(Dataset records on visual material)
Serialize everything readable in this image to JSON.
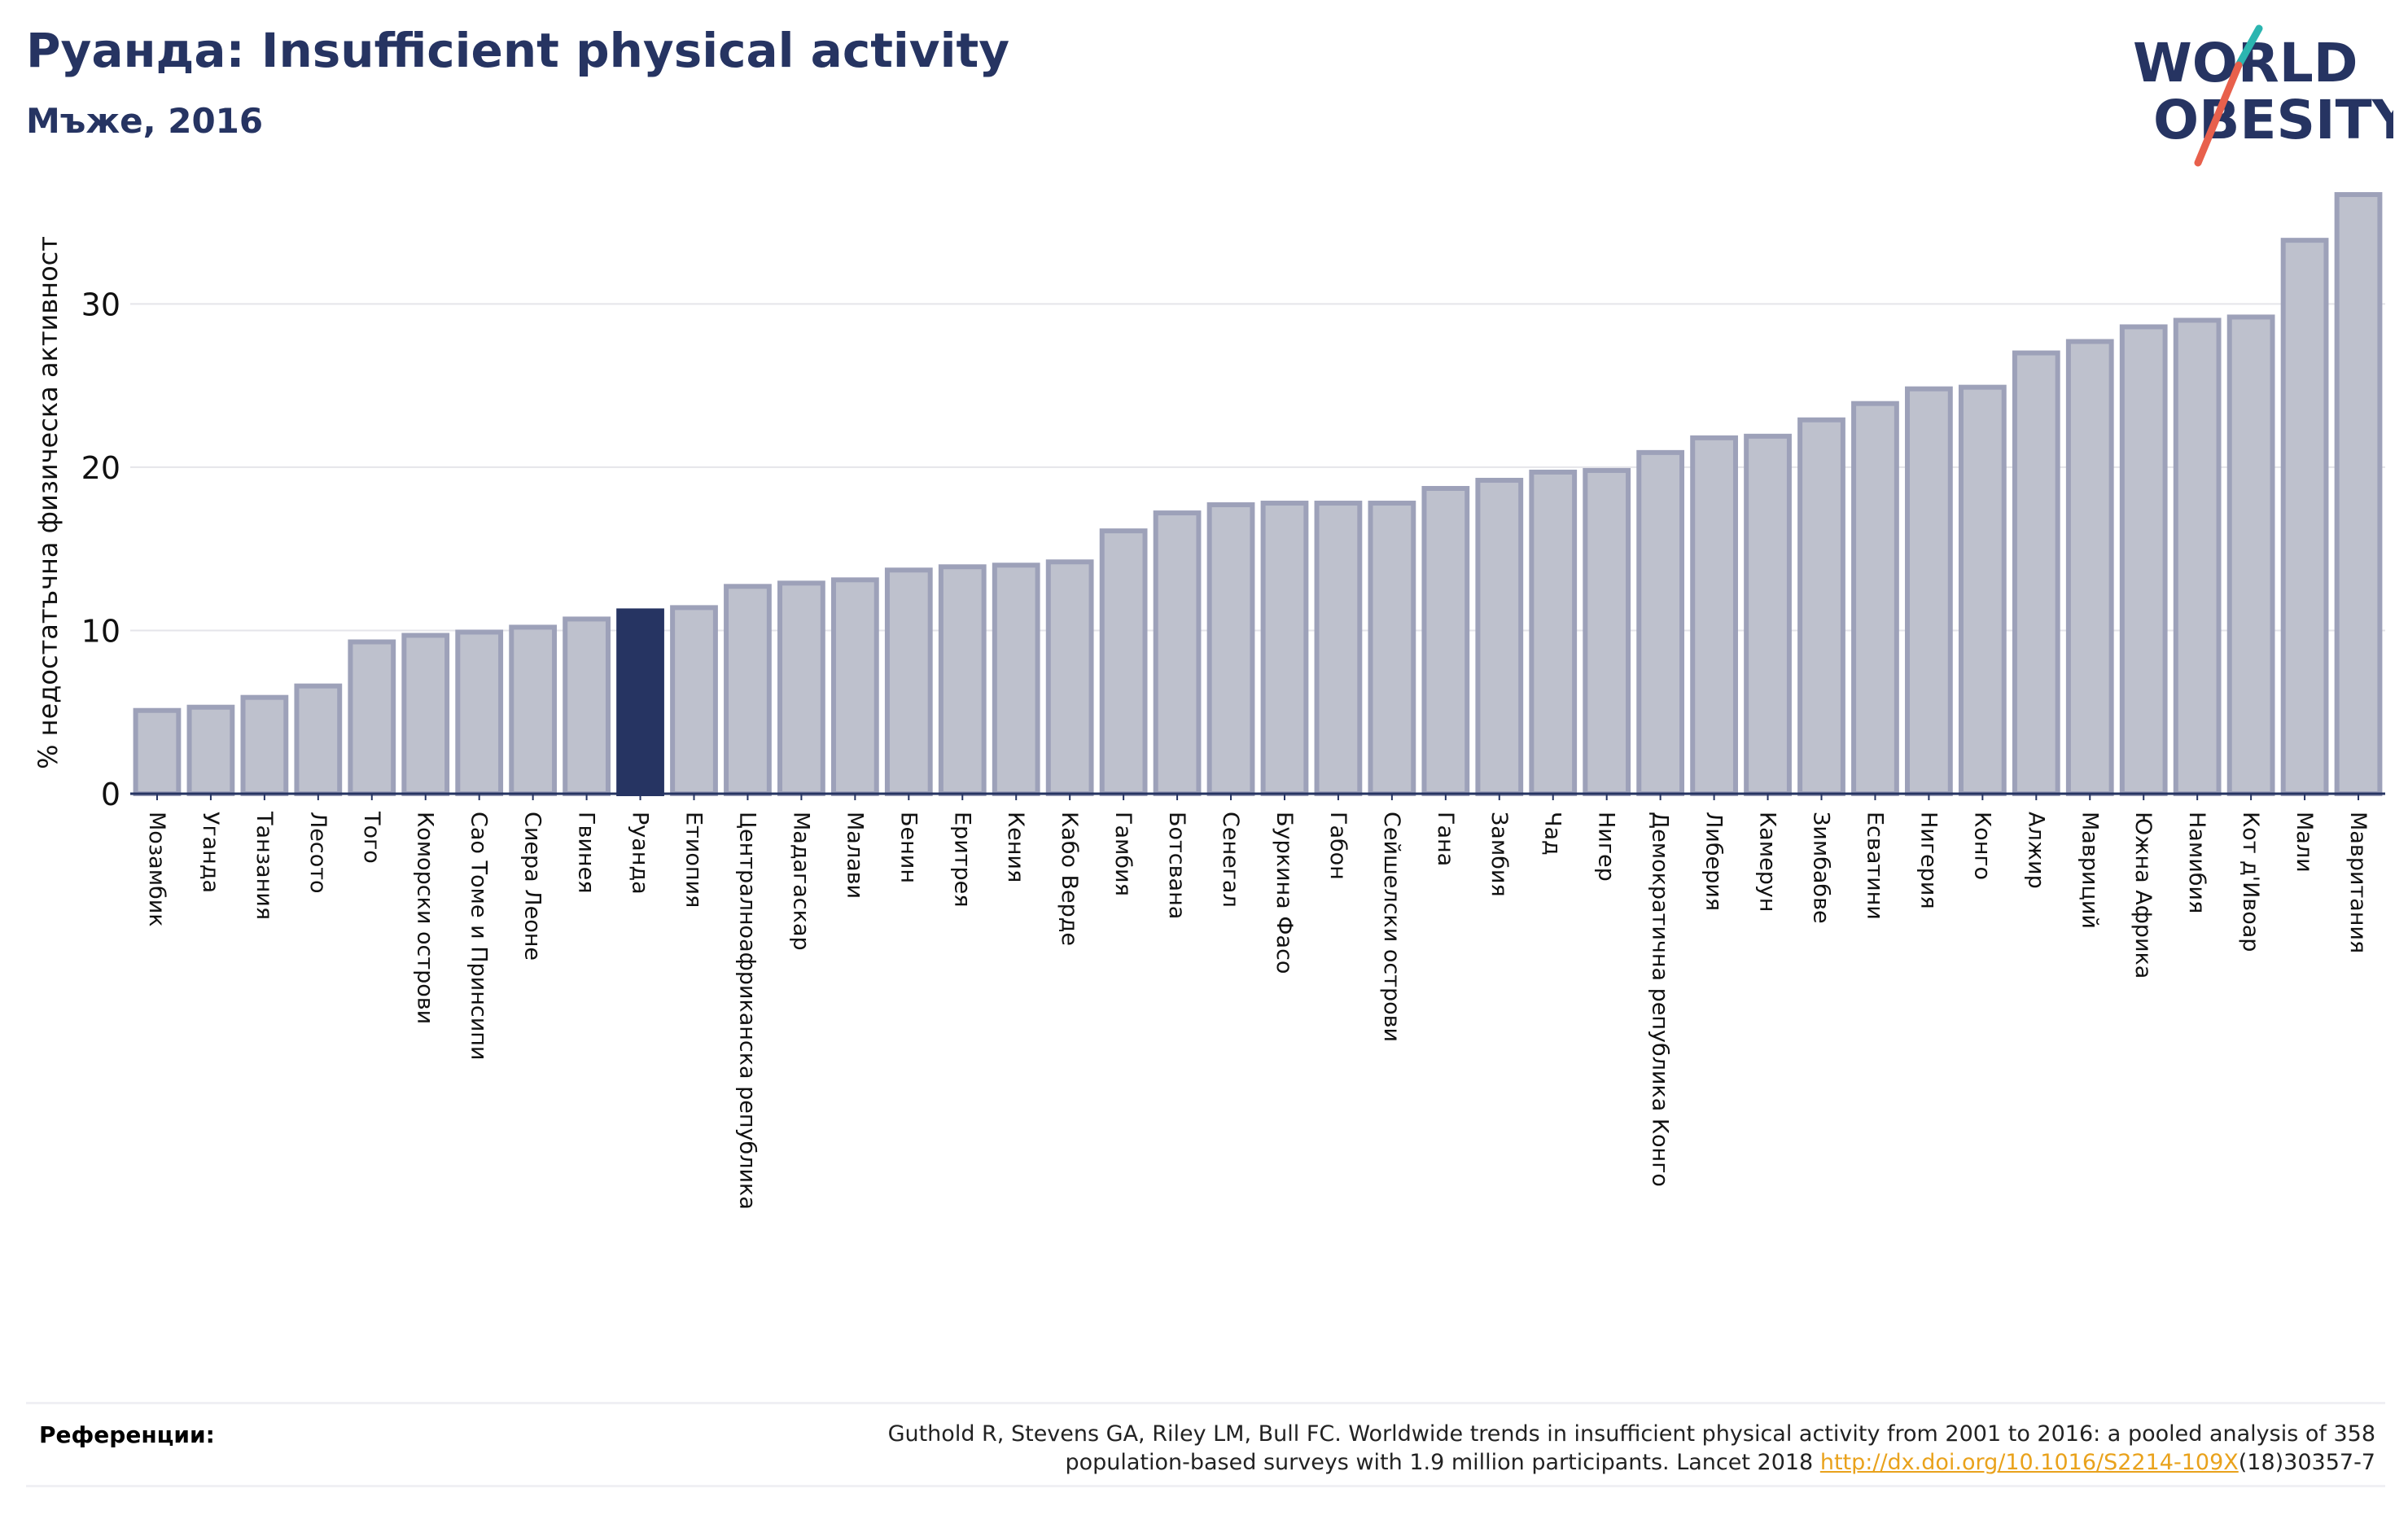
{
  "header": {
    "title": "Руанда: Insufficient physical activity",
    "subtitle": "Мъже, 2016"
  },
  "logo": {
    "line1": "WORLD",
    "line2": "OBESITY",
    "colors": {
      "text": "#263462",
      "slash_teal": "#2bb5b0",
      "slash_red": "#e8604c"
    }
  },
  "chart_data": {
    "type": "bar",
    "ylabel": "% недостатъчна физическа активност",
    "ylim": [
      0,
      37
    ],
    "yticks": [
      0,
      10,
      20,
      30
    ],
    "grid": true,
    "highlight": "Руанда",
    "colors": {
      "bar": "#bec1cd",
      "bar_edge": "#9da1b9",
      "highlight": "#263462",
      "grid": "#e5e5ea"
    },
    "categories": [
      "Мозамбик",
      "Уганда",
      "Танзания",
      "Лесото",
      "Того",
      "Коморски острови",
      "Сао Томе и Принсипи",
      "Сиера Леоне",
      "Гвинея",
      "Руанда",
      "Етиопия",
      "Централноафриканска република",
      "Мадагаскар",
      "Малави",
      "Бенин",
      "Еритрея",
      "Кения",
      "Кабо Верде",
      "Гамбия",
      "Ботсвана",
      "Сенегал",
      "Буркина Фасо",
      "Габон",
      "Сейшелски острови",
      "Гана",
      "Замбия",
      "Чад",
      "Нигер",
      "Демократична република Конго",
      "Либерия",
      "Камерун",
      "Зимбабве",
      "Есватини",
      "Нигерия",
      "Конго",
      "Алжир",
      "Мавриций",
      "Южна Африка",
      "Намибия",
      "Кот д'Ивоар",
      "Мали",
      "Мавритания"
    ],
    "values": [
      5.1,
      5.3,
      5.9,
      6.6,
      9.3,
      9.7,
      9.9,
      10.2,
      10.7,
      11.2,
      11.4,
      12.7,
      12.9,
      13.1,
      13.7,
      13.9,
      14.0,
      14.2,
      16.1,
      17.2,
      17.7,
      17.8,
      17.8,
      17.8,
      18.7,
      19.2,
      19.7,
      19.8,
      20.9,
      21.8,
      21.9,
      22.9,
      23.9,
      24.8,
      24.9,
      27.0,
      27.7,
      28.6,
      29.0,
      29.2,
      33.9,
      36.7
    ]
  },
  "references": {
    "label": "Референции:",
    "line1": "Guthold R, Stevens GA, Riley LM, Bull FC. Worldwide trends in insufficient physical activity from 2001 to 2016: a pooled analysis of 358",
    "line2_prefix": "population-based surveys with 1.9 million participants. Lancet 2018 ",
    "link": "http://dx.doi.org/10.1016/S2214-109X",
    "line2_suffix": "(18)30357-7"
  }
}
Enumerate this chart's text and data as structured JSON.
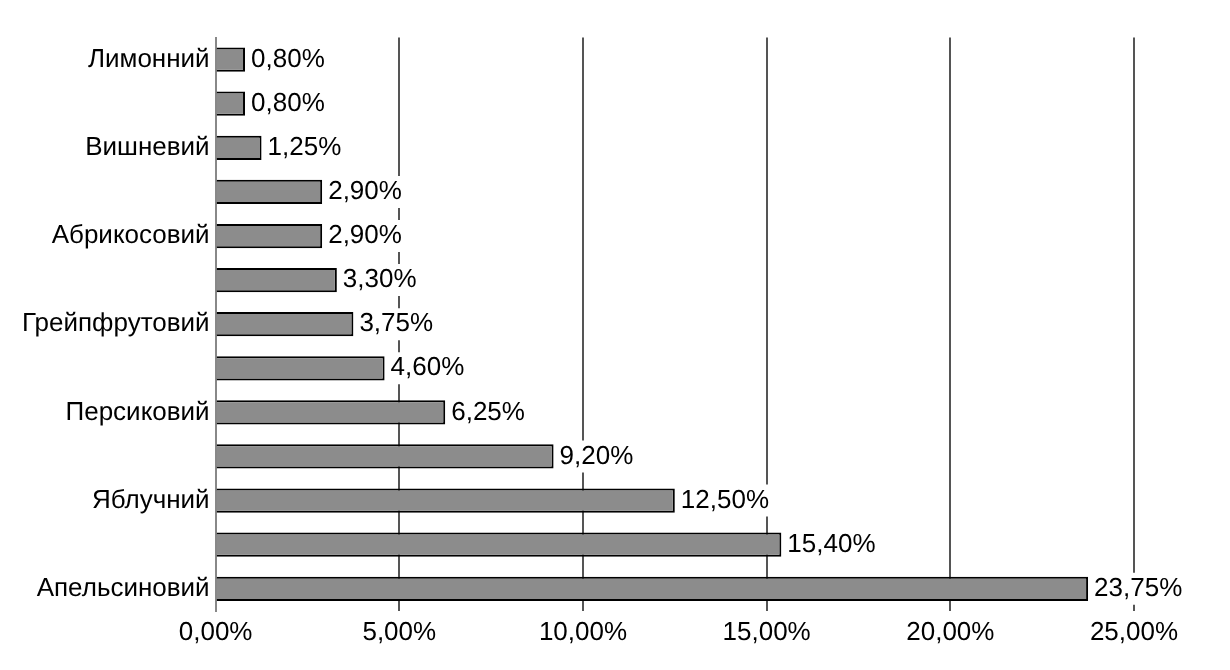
{
  "chart_data": {
    "type": "bar",
    "orientation": "horizontal",
    "categories": [
      "Лимонний",
      null,
      "Вишневий",
      null,
      "Абрикосовий",
      null,
      "Грейпфрутовий",
      null,
      "Персиковий",
      null,
      "Яблучний",
      null,
      "Апельсиновий"
    ],
    "values": [
      0.8,
      0.8,
      1.25,
      2.9,
      2.9,
      3.3,
      3.75,
      4.6,
      6.25,
      9.2,
      12.5,
      15.4,
      23.75
    ],
    "value_labels": [
      "0,80%",
      "0,80%",
      "1,25%",
      "2,90%",
      "2,90%",
      "3,30%",
      "3,75%",
      "4,60%",
      "6,25%",
      "9,20%",
      "12,50%",
      "15,40%",
      "23,75%"
    ],
    "color": "#8c8c8c",
    "xlim": [
      0,
      25
    ],
    "xticks": [
      {
        "value": 0,
        "label": "0,00%"
      },
      {
        "value": 5,
        "label": "5,00%"
      },
      {
        "value": 10,
        "label": "10,00%"
      },
      {
        "value": 15,
        "label": "15,00%"
      },
      {
        "value": 20,
        "label": "20,00%"
      },
      {
        "value": 25,
        "label": "25,00%"
      }
    ],
    "grid": "x",
    "legend": false
  }
}
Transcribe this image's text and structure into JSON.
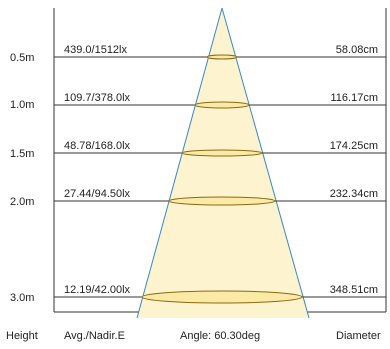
{
  "rows": [
    {
      "height": "0.5m",
      "lux": "439.0/1512lx",
      "diameter": "58.08cm"
    },
    {
      "height": "1.0m",
      "lux": "109.7/378.0lx",
      "diameter": "116.17cm"
    },
    {
      "height": "1.5m",
      "lux": "48.78/168.0lx",
      "diameter": "174.25cm"
    },
    {
      "height": "2.0m",
      "lux": "27.44/94.50lx",
      "diameter": "232.34cm"
    },
    {
      "height": "3.0m",
      "lux": "12.19/42.00lx",
      "diameter": "348.51cm"
    }
  ],
  "footer": {
    "height_label": "Height",
    "lux_label": "Avg./Nadir.E",
    "angle_label": "Angle: 60.30deg",
    "diameter_label": "Diameter"
  },
  "colors": {
    "beam_fill": "#fdf3cf",
    "beam_edge": "#3a86c8",
    "ellipse_fill": "#fbe9a6",
    "ellipse_stroke": "#8a6a12",
    "line": "#333333"
  }
}
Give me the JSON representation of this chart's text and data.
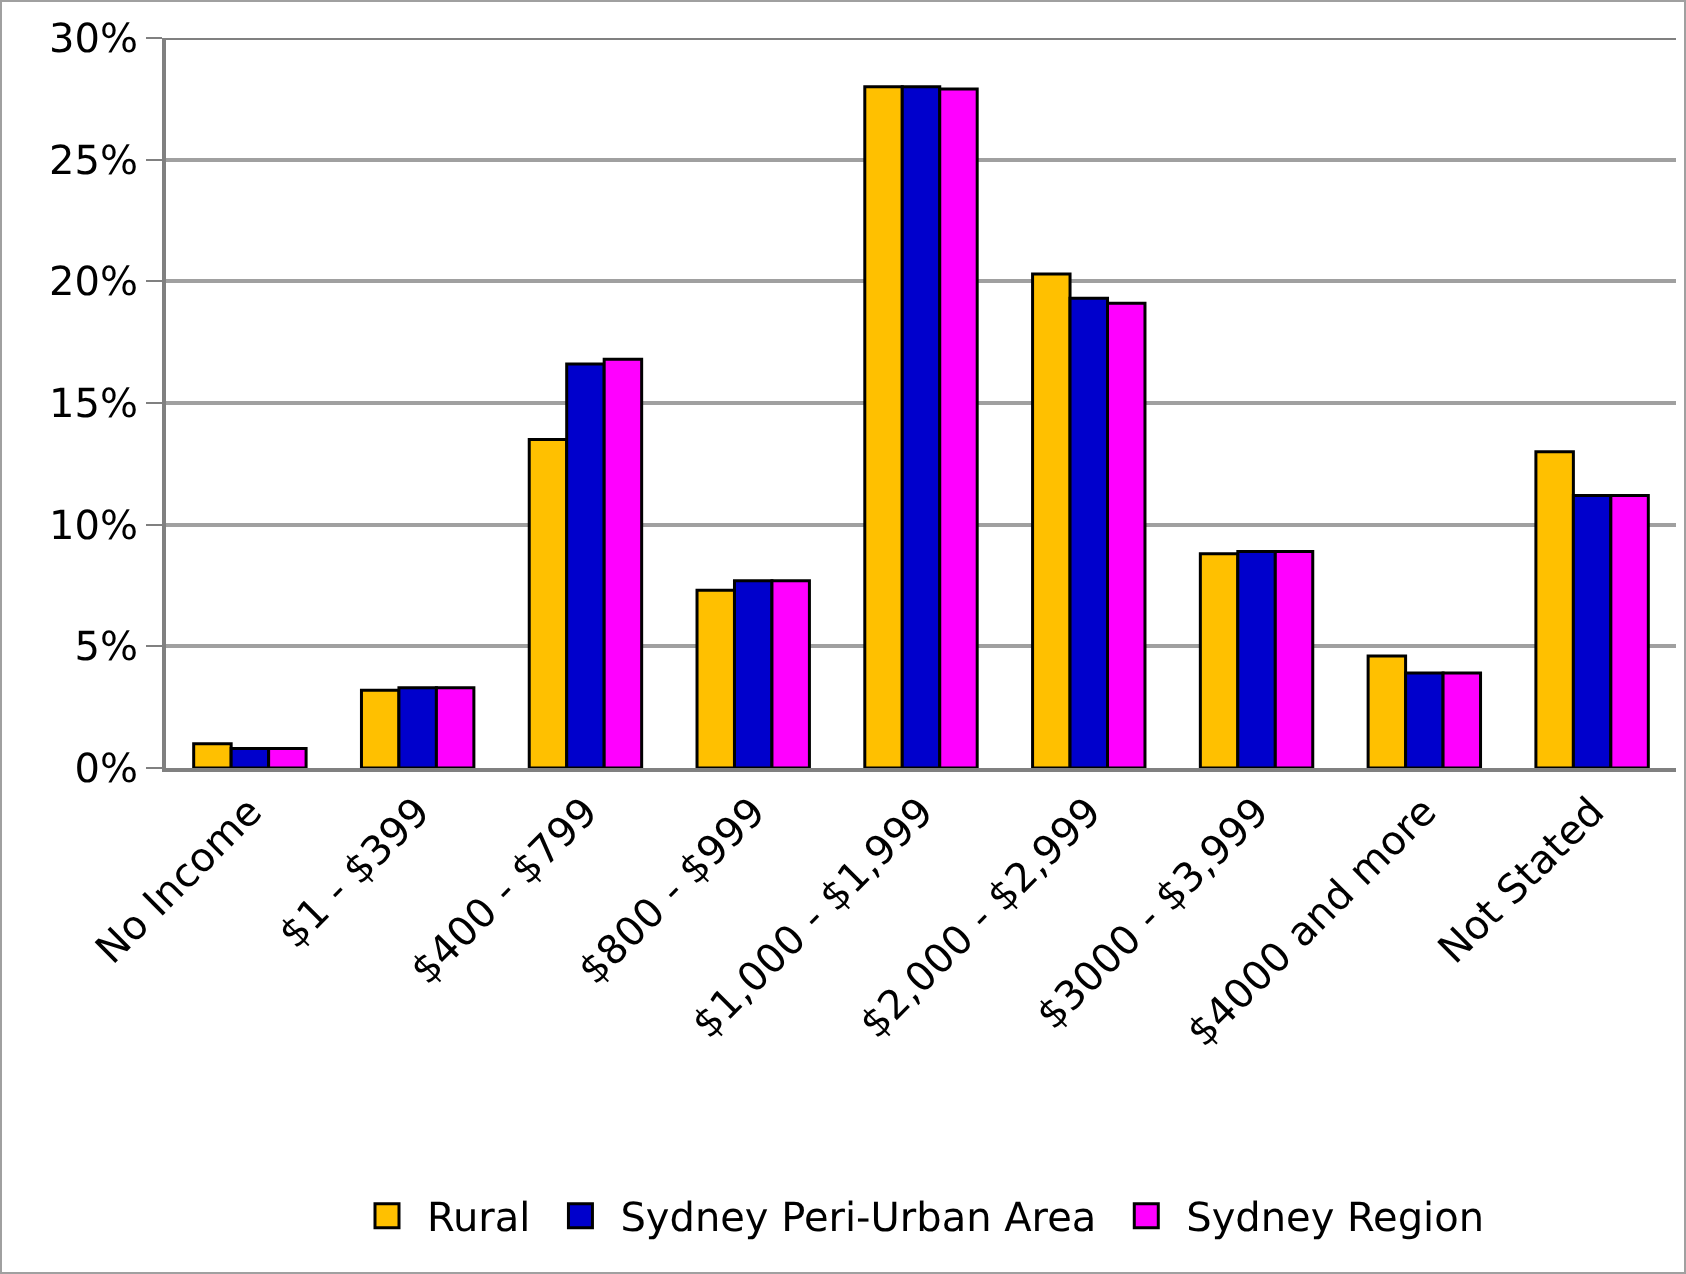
{
  "chart_data": {
    "type": "bar",
    "categories": [
      "No Income",
      "$1 - $399",
      "$400 - $799",
      "$800 - $999",
      "$1,000 - $1,999",
      "$2,000 - $2,999",
      "$3000 - $3,999",
      "$4000 and more",
      "Not Stated"
    ],
    "series": [
      {
        "name": "Rural",
        "color": "#ffc000",
        "values": [
          1.0,
          3.2,
          13.5,
          7.3,
          28.0,
          20.3,
          8.8,
          4.6,
          13.0
        ]
      },
      {
        "name": "Sydney Peri-Urban Area",
        "color": "#0000cc",
        "values": [
          0.8,
          3.3,
          16.6,
          7.7,
          28.0,
          19.3,
          8.9,
          3.9,
          11.2
        ]
      },
      {
        "name": "Sydney Region",
        "color": "#ff00ff",
        "values": [
          0.8,
          3.3,
          16.8,
          7.7,
          27.9,
          19.1,
          8.9,
          3.9,
          11.2
        ]
      }
    ],
    "ylim": [
      0,
      30
    ],
    "yticks": [
      {
        "value": 0,
        "label": "0%"
      },
      {
        "value": 5,
        "label": "5%"
      },
      {
        "value": 10,
        "label": "10%"
      },
      {
        "value": 15,
        "label": "15%"
      },
      {
        "value": 20,
        "label": "20%"
      },
      {
        "value": 25,
        "label": "25%"
      },
      {
        "value": 30,
        "label": "30%"
      }
    ],
    "grid": "y",
    "legend": "bottom"
  }
}
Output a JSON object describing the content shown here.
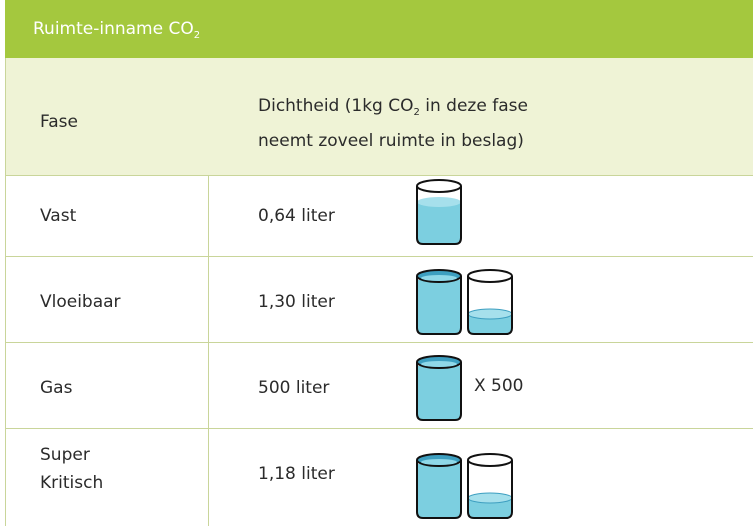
{
  "header": {
    "title": {
      "text": "Ruimte-inname CO",
      "sub": "2"
    }
  },
  "table": {
    "columns": [
      {
        "text": "Fase"
      },
      {
        "text": "Dichtheid (1kg CO",
        "sub": "2",
        "after": " in deze fase",
        "line2": "neemt zoveel ruimte in beslag)"
      }
    ],
    "rows": [
      {
        "phase": [
          "Vast"
        ],
        "density": "0,64 liter"
      },
      {
        "phase": [
          "Vloeibaar"
        ],
        "density": "1,30 liter"
      },
      {
        "phase": [
          "Gas"
        ],
        "density": "500 liter",
        "note": "X 500"
      },
      {
        "phase": [
          "Super",
          "Kritisch"
        ],
        "density": "1,18 liter"
      }
    ]
  }
}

▶ **GIVEN TASK**
Reproduce each line holding the word "physical".

▶ **RESPONSE TO THE TASK**
    "title": "Руанда: Insufficient physical activity",
    "line1": "Guthold R, Stevens GA, Riley LM, Bull FC. Worldwide trends in insufficient physical activity from 2001 to 2016: a pooled analysis of 358",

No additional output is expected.